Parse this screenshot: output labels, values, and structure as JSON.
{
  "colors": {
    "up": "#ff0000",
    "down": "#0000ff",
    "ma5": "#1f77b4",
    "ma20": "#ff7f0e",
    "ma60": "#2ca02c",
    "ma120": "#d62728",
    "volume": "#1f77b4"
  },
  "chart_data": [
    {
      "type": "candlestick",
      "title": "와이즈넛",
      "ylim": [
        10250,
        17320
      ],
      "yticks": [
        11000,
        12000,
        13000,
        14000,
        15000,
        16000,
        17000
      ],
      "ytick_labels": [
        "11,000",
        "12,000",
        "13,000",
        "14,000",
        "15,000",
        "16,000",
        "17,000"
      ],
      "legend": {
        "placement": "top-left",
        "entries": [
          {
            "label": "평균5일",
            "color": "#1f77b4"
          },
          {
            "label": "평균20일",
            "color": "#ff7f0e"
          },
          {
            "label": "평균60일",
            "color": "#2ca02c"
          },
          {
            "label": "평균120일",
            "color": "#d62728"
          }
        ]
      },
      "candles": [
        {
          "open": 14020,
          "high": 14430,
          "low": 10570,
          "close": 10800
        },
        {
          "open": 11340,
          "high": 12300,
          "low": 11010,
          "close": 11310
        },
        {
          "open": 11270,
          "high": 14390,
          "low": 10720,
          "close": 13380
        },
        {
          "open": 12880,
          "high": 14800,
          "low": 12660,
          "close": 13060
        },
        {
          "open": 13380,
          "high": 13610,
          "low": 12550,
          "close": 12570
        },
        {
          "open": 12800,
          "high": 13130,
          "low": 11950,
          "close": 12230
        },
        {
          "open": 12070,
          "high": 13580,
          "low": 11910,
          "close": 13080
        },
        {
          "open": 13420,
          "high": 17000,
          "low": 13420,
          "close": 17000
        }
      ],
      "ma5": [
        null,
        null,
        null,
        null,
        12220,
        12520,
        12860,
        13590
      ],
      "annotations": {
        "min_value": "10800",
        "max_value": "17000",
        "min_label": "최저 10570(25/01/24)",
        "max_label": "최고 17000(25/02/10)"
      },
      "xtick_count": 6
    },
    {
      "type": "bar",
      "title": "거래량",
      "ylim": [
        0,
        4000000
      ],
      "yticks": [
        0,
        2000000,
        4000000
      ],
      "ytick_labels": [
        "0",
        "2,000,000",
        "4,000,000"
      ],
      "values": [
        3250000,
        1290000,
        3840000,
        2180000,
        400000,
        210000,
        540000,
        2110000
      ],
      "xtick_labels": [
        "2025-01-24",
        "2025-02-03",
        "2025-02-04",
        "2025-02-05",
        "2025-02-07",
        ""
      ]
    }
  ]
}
----------------
◆ **GIVEN REQUEST**
Reproduce the records in full, exactly as written.

◆ **PROBLEM SOLUTION**
Parse this screenshot: output labels, values, and structure as JSON.
{
  "colors": {
    "up": "#ff0000",
    "down": "#0000ff",
    "ma5": "#1f77b4",
    "ma20": "#ff7f0e",
    "ma60": "#2ca02c",
    "ma120": "#d62728",
    "volume": "#1f77b4"
  },
  "chart_data": [
    {
      "type": "candlestick",
      "title": "와이즈넛",
      "ylim": [
        10250,
        17320
      ],
      "yticks": [
        11000,
        12000,
        13000,
        14000,
        15000,
        16000,
        17000
      ],
      "ytick_labels": [
        "11,000",
        "12,000",
        "13,000",
        "14,000",
        "15,000",
        "16,000",
        "17,000"
      ],
      "legend": {
        "placement": "top-left",
        "entries": [
          {
            "label": "평균5일",
            "color": "#1f77b4"
          },
          {
            "label": "평균20일",
            "color": "#ff7f0e"
          },
          {
            "label": "평균60일",
            "color": "#2ca02c"
          },
          {
            "label": "평균120일",
            "color": "#d62728"
          }
        ]
      },
      "candles": [
        {
          "open": 14020,
          "high": 14430,
          "low": 10570,
          "close": 10800
        },
        {
          "open": 11340,
          "high": 12300,
          "low": 11010,
          "close": 11310
        },
        {
          "open": 11270,
          "high": 14390,
          "low": 10720,
          "close": 13380
        },
        {
          "open": 12880,
          "high": 14800,
          "low": 12660,
          "close": 13060
        },
        {
          "open": 13380,
          "high": 13610,
          "low": 12550,
          "close": 12570
        },
        {
          "open": 12800,
          "high": 13130,
          "low": 11950,
          "close": 12230
        },
        {
          "open": 12070,
          "high": 13580,
          "low": 11910,
          "close": 13080
        },
        {
          "open": 13420,
          "high": 17000,
          "low": 13420,
          "close": 17000
        }
      ],
      "ma5": [
        null,
        null,
        null,
        null,
        12220,
        12520,
        12860,
        13590
      ],
      "annotations": {
        "min_value": "10800",
        "max_value": "17000",
        "min_label": "최저 10570(25/01/24)",
        "max_label": "최고 17000(25/02/10)"
      },
      "xtick_count": 6
    },
    {
      "type": "bar",
      "title": "거래량",
      "ylim": [
        0,
        4000000
      ],
      "yticks": [
        0,
        2000000,
        4000000
      ],
      "ytick_labels": [
        "0",
        "2,000,000",
        "4,000,000"
      ],
      "values": [
        3250000,
        1290000,
        3840000,
        2180000,
        400000,
        210000,
        540000,
        2110000
      ],
      "xtick_labels": [
        "2025-01-24",
        "2025-02-03",
        "2025-02-04",
        "2025-02-05",
        "2025-02-07",
        ""
      ]
    }
  ]
}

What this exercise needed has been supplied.